_REQUIRED WORK_
Identify the lines that contain the string "Date" and copy all of them.
[Begin EXCERPTED RECORDS]
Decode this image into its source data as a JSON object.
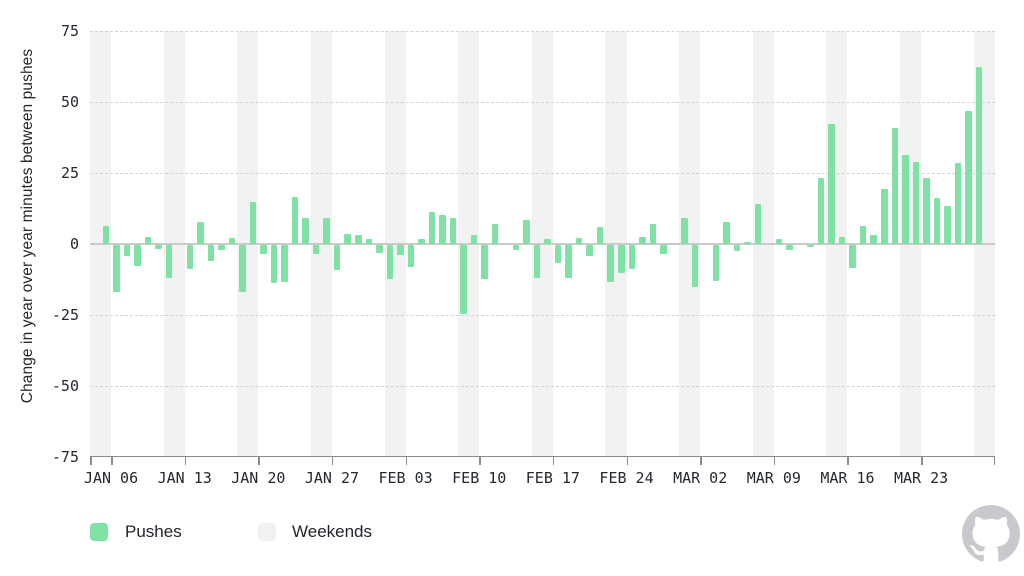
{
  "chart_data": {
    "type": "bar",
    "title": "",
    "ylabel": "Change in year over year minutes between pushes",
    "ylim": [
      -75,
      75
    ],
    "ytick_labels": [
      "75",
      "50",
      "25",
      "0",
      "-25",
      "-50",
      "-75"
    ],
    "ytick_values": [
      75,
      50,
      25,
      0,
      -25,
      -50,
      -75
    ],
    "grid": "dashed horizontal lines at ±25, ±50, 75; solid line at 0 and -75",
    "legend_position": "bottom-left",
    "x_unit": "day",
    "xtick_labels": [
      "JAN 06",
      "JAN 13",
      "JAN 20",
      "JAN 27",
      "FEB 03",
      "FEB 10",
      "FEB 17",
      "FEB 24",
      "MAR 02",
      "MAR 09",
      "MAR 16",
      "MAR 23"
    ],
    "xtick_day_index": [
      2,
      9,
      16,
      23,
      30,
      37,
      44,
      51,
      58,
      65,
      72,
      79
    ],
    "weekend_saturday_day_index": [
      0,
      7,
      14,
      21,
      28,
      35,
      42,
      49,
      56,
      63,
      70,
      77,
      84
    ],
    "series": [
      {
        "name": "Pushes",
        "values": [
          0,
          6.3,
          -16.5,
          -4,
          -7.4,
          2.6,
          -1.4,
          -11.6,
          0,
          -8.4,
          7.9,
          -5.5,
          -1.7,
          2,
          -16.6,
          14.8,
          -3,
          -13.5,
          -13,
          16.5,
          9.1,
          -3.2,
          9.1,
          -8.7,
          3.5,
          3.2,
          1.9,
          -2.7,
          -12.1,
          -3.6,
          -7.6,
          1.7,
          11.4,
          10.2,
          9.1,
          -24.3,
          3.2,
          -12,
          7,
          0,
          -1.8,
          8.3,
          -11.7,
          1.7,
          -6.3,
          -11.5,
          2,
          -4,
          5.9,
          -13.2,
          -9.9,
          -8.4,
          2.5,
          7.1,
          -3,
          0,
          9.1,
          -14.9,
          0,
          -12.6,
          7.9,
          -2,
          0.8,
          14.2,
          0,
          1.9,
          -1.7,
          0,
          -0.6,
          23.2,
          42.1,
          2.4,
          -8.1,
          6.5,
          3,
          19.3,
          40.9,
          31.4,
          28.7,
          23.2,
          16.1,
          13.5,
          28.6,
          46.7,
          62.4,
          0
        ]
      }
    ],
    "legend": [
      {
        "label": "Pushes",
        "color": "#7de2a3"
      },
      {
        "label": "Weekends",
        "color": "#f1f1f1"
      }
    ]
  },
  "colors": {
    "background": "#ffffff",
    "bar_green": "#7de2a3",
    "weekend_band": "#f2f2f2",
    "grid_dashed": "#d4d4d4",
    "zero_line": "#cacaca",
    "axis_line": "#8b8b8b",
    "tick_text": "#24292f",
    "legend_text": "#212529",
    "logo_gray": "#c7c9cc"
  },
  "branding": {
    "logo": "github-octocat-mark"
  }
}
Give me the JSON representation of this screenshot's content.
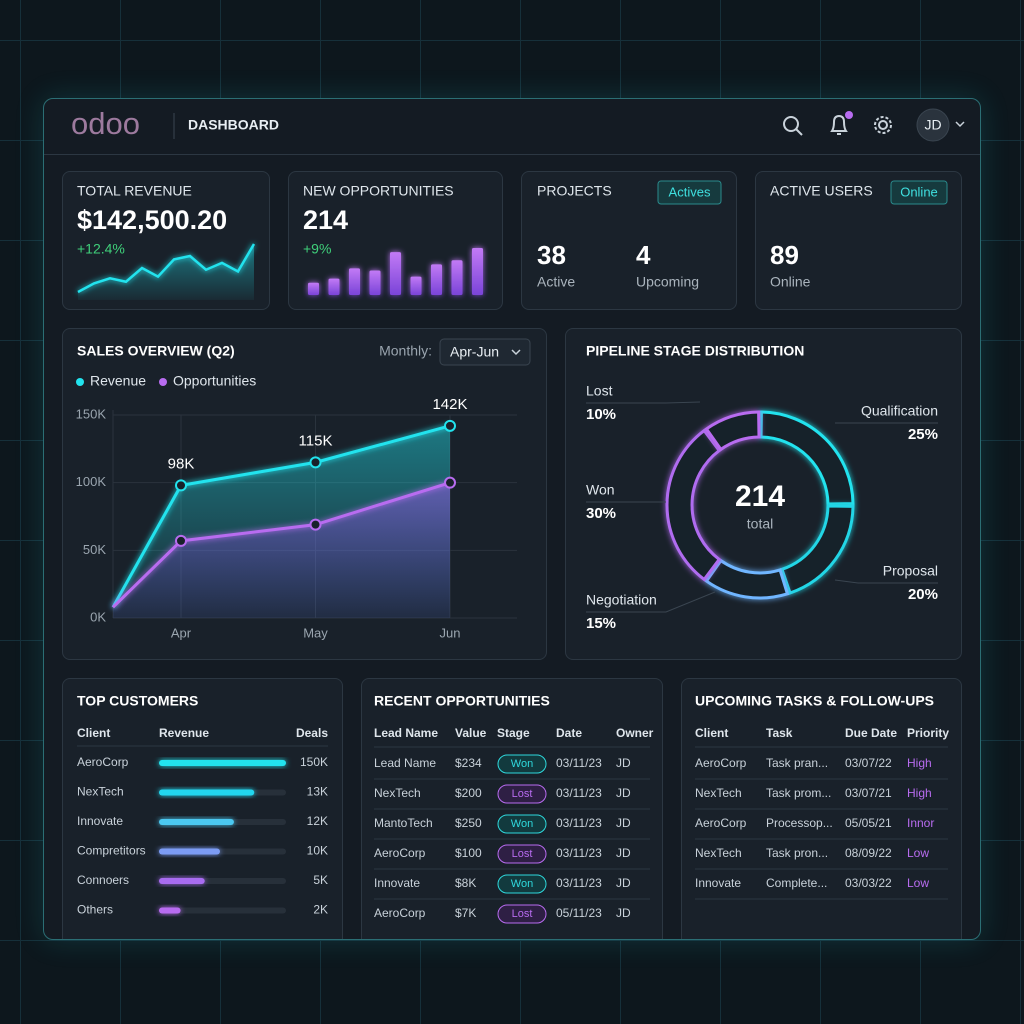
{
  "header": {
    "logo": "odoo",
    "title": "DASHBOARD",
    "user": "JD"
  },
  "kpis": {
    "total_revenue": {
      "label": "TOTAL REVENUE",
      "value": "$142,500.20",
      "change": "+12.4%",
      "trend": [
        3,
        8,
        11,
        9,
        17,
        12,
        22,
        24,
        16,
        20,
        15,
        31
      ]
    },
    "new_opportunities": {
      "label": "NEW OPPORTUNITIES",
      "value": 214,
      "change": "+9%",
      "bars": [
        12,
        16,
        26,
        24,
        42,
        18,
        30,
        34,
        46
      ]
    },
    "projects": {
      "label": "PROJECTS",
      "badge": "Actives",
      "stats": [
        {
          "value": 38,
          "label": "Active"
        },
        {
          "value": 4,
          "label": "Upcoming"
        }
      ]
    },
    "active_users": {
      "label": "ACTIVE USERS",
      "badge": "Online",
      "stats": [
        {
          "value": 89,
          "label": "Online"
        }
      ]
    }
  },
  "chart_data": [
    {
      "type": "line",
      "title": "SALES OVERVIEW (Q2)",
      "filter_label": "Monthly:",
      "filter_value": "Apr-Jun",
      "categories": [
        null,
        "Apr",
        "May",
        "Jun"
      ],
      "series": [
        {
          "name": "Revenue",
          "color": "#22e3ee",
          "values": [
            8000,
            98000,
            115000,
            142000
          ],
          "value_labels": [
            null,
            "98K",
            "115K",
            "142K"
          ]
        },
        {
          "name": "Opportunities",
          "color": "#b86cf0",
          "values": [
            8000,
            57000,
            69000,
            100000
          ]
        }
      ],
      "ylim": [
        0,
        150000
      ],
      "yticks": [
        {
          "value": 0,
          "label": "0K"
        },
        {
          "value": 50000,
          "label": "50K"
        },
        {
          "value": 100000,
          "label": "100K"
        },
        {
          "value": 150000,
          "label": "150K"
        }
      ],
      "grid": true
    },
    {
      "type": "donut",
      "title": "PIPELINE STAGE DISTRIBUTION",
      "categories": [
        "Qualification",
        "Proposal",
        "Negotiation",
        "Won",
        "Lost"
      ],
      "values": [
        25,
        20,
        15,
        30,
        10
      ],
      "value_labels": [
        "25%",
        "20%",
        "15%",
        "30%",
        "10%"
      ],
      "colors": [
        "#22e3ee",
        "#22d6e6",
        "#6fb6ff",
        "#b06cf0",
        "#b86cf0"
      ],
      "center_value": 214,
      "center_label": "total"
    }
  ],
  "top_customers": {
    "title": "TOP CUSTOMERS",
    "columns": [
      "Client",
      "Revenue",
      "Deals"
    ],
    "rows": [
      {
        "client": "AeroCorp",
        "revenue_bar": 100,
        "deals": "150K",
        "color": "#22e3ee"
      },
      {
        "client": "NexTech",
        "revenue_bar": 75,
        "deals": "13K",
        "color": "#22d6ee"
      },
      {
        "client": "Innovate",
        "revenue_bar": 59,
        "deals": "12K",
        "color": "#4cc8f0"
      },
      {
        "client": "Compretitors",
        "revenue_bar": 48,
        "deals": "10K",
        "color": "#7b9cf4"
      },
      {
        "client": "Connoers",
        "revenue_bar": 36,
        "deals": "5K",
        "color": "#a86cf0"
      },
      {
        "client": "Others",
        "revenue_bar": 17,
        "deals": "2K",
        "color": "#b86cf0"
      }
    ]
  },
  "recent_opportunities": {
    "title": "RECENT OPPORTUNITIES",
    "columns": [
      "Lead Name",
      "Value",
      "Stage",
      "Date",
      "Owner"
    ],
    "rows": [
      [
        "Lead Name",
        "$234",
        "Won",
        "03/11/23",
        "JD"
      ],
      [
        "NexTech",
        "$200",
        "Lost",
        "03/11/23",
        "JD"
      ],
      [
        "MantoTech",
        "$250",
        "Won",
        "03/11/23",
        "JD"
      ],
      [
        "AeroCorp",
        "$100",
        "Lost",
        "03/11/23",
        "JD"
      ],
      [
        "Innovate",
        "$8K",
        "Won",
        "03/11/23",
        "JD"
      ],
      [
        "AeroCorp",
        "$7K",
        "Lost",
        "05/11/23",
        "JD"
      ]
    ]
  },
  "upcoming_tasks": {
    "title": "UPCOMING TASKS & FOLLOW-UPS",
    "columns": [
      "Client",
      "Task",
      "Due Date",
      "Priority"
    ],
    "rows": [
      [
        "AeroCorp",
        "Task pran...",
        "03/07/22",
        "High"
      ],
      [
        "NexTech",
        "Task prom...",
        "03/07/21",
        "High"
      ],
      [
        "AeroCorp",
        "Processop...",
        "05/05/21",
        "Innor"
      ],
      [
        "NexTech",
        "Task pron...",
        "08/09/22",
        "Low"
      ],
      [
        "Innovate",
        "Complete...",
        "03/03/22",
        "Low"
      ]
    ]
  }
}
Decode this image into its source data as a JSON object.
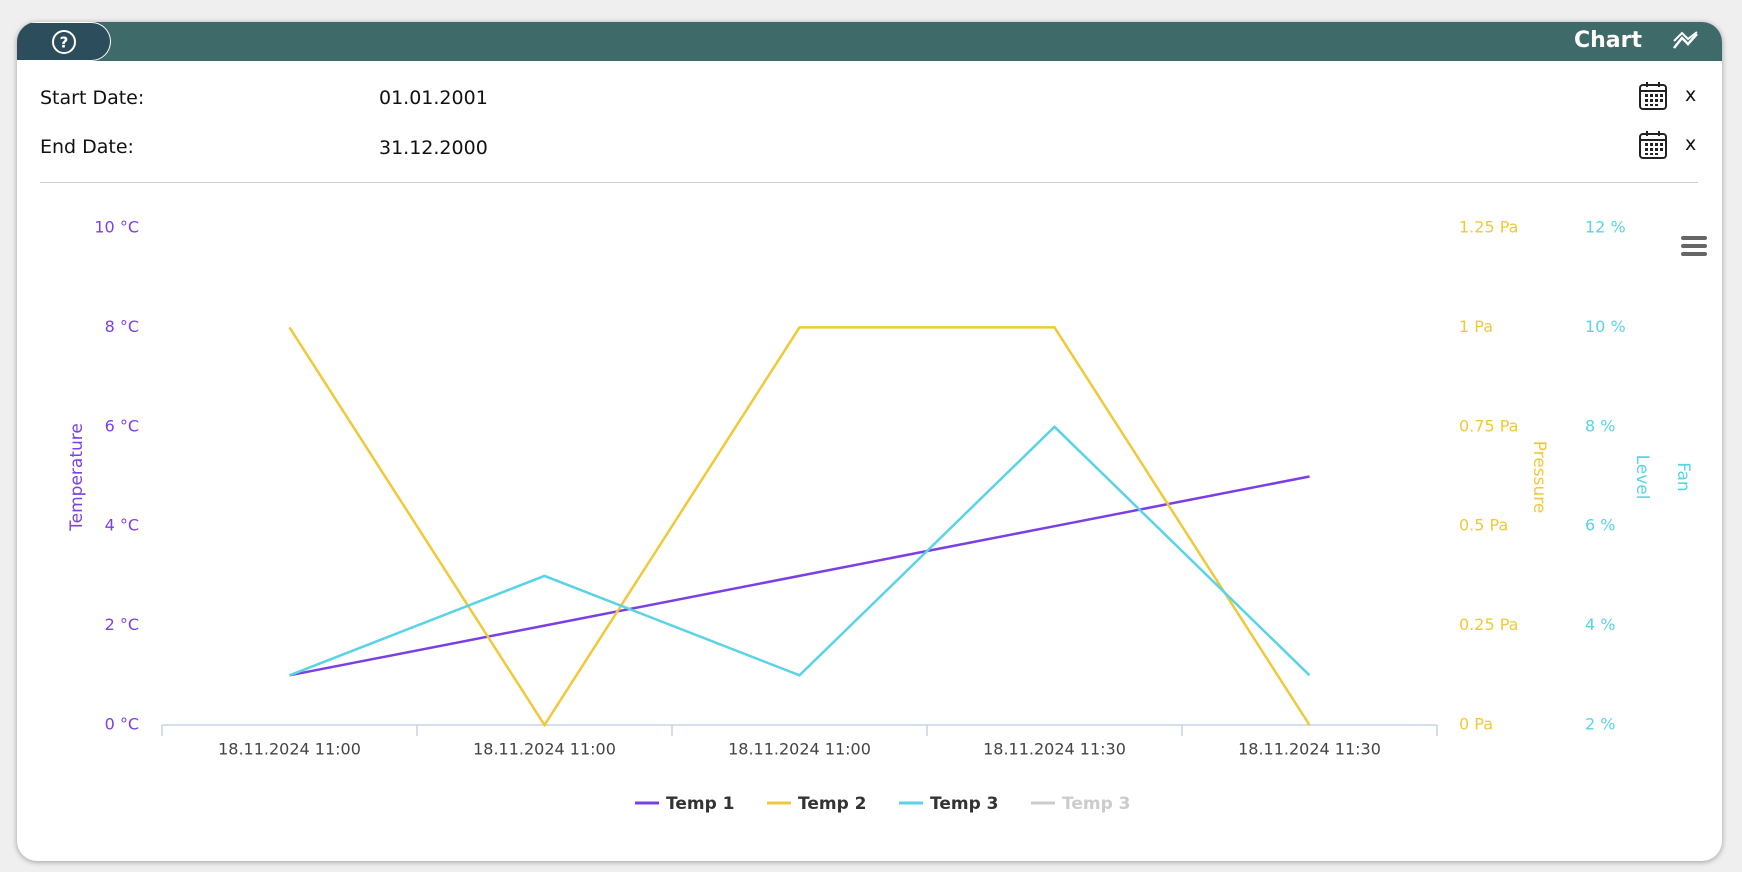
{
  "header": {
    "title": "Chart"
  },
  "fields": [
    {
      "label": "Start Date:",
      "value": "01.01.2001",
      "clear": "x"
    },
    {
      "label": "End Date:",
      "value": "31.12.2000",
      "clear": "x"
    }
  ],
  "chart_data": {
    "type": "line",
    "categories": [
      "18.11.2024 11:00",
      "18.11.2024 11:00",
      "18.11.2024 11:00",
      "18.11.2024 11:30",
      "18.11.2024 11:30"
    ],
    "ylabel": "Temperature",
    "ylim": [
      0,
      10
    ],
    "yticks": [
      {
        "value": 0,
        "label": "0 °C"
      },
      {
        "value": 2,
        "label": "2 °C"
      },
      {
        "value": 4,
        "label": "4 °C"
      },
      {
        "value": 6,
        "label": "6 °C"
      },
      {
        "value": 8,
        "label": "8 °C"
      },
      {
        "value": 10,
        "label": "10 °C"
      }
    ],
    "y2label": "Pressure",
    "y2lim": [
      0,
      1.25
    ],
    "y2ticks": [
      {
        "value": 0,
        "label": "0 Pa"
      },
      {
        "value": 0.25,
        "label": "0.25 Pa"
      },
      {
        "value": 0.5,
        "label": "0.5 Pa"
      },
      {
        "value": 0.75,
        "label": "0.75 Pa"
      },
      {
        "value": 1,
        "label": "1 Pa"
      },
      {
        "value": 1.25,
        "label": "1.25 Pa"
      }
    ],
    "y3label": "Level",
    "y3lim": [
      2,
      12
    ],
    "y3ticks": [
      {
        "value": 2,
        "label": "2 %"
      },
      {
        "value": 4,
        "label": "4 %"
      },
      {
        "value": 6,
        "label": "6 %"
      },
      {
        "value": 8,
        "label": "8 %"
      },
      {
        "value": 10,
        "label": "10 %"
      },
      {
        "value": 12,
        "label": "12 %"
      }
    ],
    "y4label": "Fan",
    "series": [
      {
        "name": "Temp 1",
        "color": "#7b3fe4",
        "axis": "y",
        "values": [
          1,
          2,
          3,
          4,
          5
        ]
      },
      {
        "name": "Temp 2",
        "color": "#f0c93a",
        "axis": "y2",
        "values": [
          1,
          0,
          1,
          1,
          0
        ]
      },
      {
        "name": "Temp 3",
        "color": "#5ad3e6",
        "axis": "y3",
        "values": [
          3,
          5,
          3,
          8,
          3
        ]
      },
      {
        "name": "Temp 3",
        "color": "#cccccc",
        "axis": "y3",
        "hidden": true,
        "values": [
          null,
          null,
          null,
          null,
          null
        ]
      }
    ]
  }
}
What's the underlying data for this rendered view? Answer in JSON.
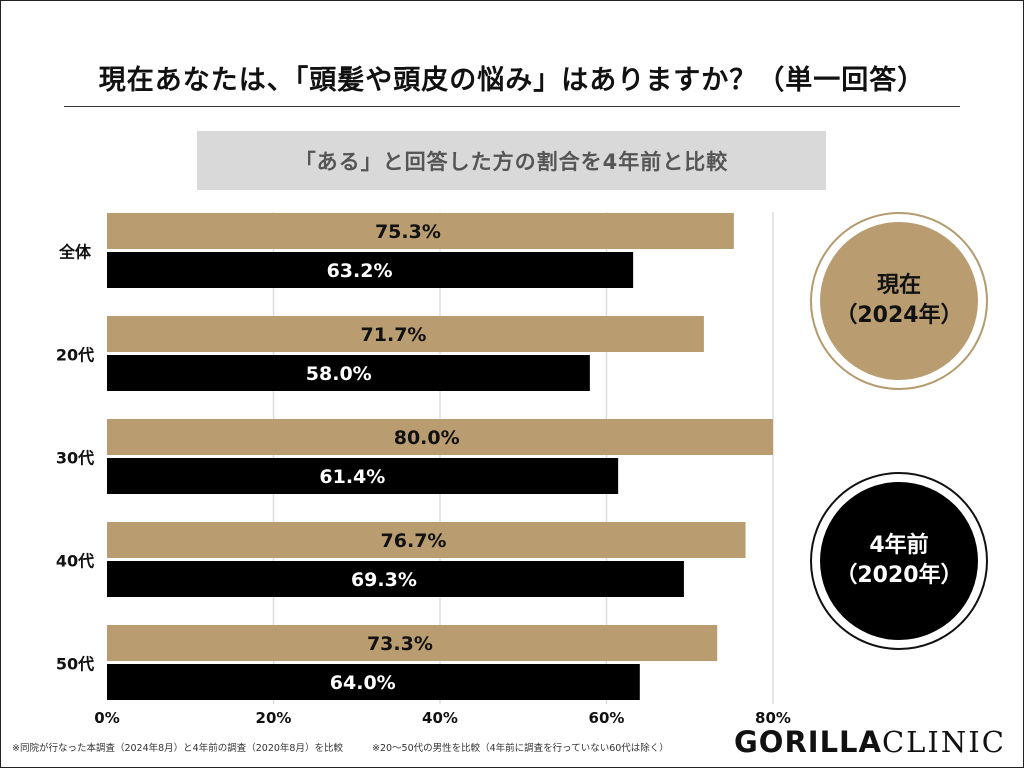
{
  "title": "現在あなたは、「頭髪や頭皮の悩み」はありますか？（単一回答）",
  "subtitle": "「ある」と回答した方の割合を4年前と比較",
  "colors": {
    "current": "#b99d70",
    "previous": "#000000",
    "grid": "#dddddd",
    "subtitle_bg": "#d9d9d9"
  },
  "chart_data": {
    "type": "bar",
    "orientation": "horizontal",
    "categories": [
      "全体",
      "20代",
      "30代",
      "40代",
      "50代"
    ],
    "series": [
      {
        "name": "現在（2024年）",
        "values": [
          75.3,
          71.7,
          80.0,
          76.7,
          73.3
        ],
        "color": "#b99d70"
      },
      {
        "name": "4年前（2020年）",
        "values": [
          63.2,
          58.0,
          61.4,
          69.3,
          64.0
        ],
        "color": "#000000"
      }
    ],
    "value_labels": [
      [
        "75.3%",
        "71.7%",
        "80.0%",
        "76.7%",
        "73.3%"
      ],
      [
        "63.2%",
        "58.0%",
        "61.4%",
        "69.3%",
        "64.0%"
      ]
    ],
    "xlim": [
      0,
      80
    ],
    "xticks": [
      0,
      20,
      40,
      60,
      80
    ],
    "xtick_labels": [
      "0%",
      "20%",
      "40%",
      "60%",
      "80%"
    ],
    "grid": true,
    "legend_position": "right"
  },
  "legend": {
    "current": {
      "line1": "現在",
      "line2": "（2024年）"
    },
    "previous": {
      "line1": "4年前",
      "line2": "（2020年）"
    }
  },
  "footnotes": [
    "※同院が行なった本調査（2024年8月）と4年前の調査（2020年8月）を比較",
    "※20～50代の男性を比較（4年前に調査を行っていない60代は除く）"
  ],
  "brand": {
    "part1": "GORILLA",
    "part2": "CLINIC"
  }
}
[End EXCERPTED RECORDS]
_SOLVED EXERCISE_
      "Date",
      "Due Date",
      "label": "Start Date:",
      "label": "End Date:",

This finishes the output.